(Items stored in a collection)
----------------

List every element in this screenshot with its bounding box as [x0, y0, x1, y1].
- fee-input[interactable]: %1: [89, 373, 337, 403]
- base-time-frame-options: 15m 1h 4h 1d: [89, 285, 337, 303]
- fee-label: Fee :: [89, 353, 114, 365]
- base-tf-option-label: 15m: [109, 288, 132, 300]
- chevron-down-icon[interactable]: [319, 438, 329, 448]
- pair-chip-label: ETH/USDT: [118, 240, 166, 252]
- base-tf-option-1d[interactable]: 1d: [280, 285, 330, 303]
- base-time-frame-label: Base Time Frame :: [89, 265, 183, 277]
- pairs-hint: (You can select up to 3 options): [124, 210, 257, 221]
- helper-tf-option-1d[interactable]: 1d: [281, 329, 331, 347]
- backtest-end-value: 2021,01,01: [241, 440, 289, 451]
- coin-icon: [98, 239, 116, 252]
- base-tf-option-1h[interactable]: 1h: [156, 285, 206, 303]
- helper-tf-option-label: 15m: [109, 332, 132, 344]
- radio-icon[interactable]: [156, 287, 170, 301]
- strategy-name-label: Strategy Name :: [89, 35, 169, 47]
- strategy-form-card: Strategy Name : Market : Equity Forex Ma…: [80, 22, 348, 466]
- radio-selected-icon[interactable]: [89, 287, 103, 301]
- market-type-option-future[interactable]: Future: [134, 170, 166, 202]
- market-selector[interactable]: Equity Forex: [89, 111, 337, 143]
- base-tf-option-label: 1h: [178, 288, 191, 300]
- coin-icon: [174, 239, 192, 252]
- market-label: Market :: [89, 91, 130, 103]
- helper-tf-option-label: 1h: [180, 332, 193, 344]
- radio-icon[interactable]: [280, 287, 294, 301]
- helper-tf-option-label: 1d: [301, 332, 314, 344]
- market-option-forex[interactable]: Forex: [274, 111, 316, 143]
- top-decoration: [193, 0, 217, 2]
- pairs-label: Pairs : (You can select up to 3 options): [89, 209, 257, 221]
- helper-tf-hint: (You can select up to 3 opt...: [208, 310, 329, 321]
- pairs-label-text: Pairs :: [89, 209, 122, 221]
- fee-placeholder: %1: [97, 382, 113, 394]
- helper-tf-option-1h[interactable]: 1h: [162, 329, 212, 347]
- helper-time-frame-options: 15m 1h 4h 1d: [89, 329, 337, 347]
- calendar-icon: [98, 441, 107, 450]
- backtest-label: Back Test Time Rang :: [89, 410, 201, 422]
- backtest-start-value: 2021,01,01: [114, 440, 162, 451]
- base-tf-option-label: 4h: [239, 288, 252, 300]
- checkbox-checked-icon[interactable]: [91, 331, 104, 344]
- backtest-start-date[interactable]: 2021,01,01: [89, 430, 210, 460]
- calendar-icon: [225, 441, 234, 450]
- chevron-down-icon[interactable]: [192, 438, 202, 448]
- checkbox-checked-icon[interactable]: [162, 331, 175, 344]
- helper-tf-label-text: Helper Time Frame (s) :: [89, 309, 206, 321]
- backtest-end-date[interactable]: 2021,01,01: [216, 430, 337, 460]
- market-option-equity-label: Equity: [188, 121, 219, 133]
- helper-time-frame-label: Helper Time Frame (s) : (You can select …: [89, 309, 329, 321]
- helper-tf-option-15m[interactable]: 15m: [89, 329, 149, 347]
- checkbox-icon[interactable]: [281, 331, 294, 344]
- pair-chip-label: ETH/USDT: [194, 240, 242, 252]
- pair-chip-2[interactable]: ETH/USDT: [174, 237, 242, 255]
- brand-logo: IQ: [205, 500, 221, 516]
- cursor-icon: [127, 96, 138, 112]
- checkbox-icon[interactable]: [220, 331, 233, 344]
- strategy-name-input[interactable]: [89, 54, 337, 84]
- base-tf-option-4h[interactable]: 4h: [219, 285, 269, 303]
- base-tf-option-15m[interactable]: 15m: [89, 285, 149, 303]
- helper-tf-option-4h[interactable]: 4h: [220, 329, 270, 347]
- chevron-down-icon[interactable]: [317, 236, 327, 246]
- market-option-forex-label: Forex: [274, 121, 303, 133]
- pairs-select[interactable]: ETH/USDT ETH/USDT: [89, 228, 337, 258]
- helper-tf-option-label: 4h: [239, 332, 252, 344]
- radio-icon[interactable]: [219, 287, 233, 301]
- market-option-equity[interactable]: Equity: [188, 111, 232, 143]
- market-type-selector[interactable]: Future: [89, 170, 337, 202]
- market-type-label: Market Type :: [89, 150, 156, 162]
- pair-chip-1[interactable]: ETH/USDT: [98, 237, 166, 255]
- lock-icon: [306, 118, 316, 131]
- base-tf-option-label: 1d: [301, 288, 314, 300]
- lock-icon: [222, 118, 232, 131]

----------------

# YOUR INSTRUCTIONS:
Format every line of the data above as a JSON array of strings, one string per line, leaving out any blank lines.

# FULL ANSWER:
[
  "List every element in this screenshot with its bounding box as [x0, y0, x1, y1].",
  "- fee-input[interactable]: %1: [89, 373, 337, 403]",
  "- base-time-frame-options: 15m 1h 4h 1d: [89, 285, 337, 303]",
  "- fee-label: Fee :: [89, 353, 114, 365]",
  "- base-tf-option-label: 15m: [109, 288, 132, 300]",
  "- chevron-down-icon[interactable]: [319, 438, 329, 448]",
  "- pair-chip-label: ETH/USDT: [118, 240, 166, 252]",
  "- base-tf-option-1d[interactable]: 1d: [280, 285, 330, 303]",
  "- base-time-frame-label: Base Time Frame :: [89, 265, 183, 277]",
  "- pairs-hint: (You can select up to 3 options): [124, 210, 257, 221]",
  "- helper-tf-option-1d[interactable]: 1d: [281, 329, 331, 347]",
  "- backtest-end-value: 2021,01,01: [241, 440, 289, 451]",
  "- coin-icon: [98, 239, 116, 252]",
  "- base-tf-option-1h[interactable]: 1h: [156, 285, 206, 303]",
  "- helper-tf-option-label: 15m: [109, 332, 132, 344]",
  "- radio-icon[interactable]: [156, 287, 170, 301]",
  "- strategy-name-label: Strategy Name :: [89, 35, 169, 47]",
  "- strategy-form-card: Strategy Name : Market : Equity Forex Ma…: [80, 22, 348, 466]",
  "- radio-selected-icon[interactable]: [89, 287, 103, 301]",
  "- market-type-option-future[interactable]: Future: [134, 170, 166, 202]",
  "- market-selector[interactable]: Equity Forex: [89, 111, 337, 143]",
  "- base-tf-option-label: 1h: [178, 288, 191, 300]",
  "- coin-icon: [174, 239, 192, 252]",
  "- market-label: Market :: [89, 91, 130, 103]",
  "- helper-tf-option-label: 1h: [180, 332, 193, 344]",
  "- radio-icon[interactable]: [280, 287, 294, 301]",
  "- helper-tf-option-label: 1d: [301, 332, 314, 344]",
  "- market-option-forex[interactable]: Forex: [274, 111, 316, 143]",
  "- top-decoration: [193, 0, 217, 2]",
  "- pairs-label: Pairs : (You can select up to 3 options): [89, 209, 257, 221]",
  "- helper-tf-hint: (You can select up to 3 opt...: [208, 310, 329, 321]",
  "- pairs-label-text: Pairs :: [89, 209, 122, 221]",
  "- fee-placeholder: %1: [97, 382, 113, 394]",
  "- helper-tf-option-1h[interactable]: 1h: [162, 329, 212, 347]",
  "- helper-time-frame-options: 15m 1h 4h 1d: [89, 329, 337, 347]",
  "- calendar-icon: [98, 441, 107, 450]",
  "- backtest-label: Back Test Time Rang :: [89, 410, 201, 422]",
  "- backtest-start-value: 2021,01,01: [114, 440, 162, 451]",
  "- base-tf-option-label: 4h: [239, 288, 252, 300]",
  "- checkbox-checked-icon[interactable]: [91, 331, 104, 344]",
  "- backtest-start-date[interactable]: 2021,01,01: [89, 430, 210, 460]",
  "- calendar-icon: [225, 441, 234, 450]",
  "- chevron-down-icon[interactable]: [192, 438, 202, 448]",
  "- checkbox-checked-icon[interactable]: [162, 331, 175, 344]",
  "- helper-tf-label-text: Helper Time Frame (s) :: [89, 309, 206, 321]",
  "- backtest-end-date[interactable]: 2021,01,01: [216, 430, 337, 460]",
  "- market-option-equity-label: Equity: [188, 121, 219, 133]",
  "- helper-time-frame-label: Helper Time Frame (s) : (You can select …: [89, 309, 329, 321]",
  "- helper-tf-option-15m[interactable]: 15m: [89, 329, 149, 347]",
  "- checkbox-icon[interactable]: [281, 331, 294, 344]",
  "- pair-chip-label: ETH/USDT: [194, 240, 242, 252]",
  "- pair-chip-2[interactable]: ETH/USDT: [174, 237, 242, 255]",
  "- brand-logo: IQ: [205, 500, 221, 516]",
  "- cursor-icon: [127, 96, 138, 112]",
  "- checkbox-icon[interactable]: [220, 331, 233, 344]",
  "- strategy-name-input[interactable]: [89, 54, 337, 84]",
  "- base-tf-option-4h[interactable]: 4h: [219, 285, 269, 303]",
  "- base-tf-option-15m[interactable]: 15m: [89, 285, 149, 303]",
  "- helper-tf-option-4h[interactable]: 4h: [220, 329, 270, 347]",
  "- chevron-down-icon[interactable]: [317, 236, 327, 246]",
  "- market-option-forex-label: Forex: [274, 121, 303, 133]",
  "- pairs-select[interactable]: ETH/USDT ETH/USDT: [89, 228, 337, 258]",
  "- helper-tf-option-label: 4h: [239, 332, 252, 344]",
  "- radio-icon[interactable]: [219, 287, 233, 301]",
  "- market-option-equity[interactable]: Equity: [188, 111, 232, 143]",
  "- market-type-selector[interactable]: Future: [89, 170, 337, 202]",
  "- market-type-label: Market Type :: [89, 150, 156, 162]",
  "- pair-chip-1[interactable]: ETH/USDT: [98, 237, 166, 255]",
  "- lock-icon: [306, 118, 316, 131]",
  "- base-tf-option-label: 1d: [301, 288, 314, 300]",
  "- lock-icon: [222, 118, 232, 131]"
]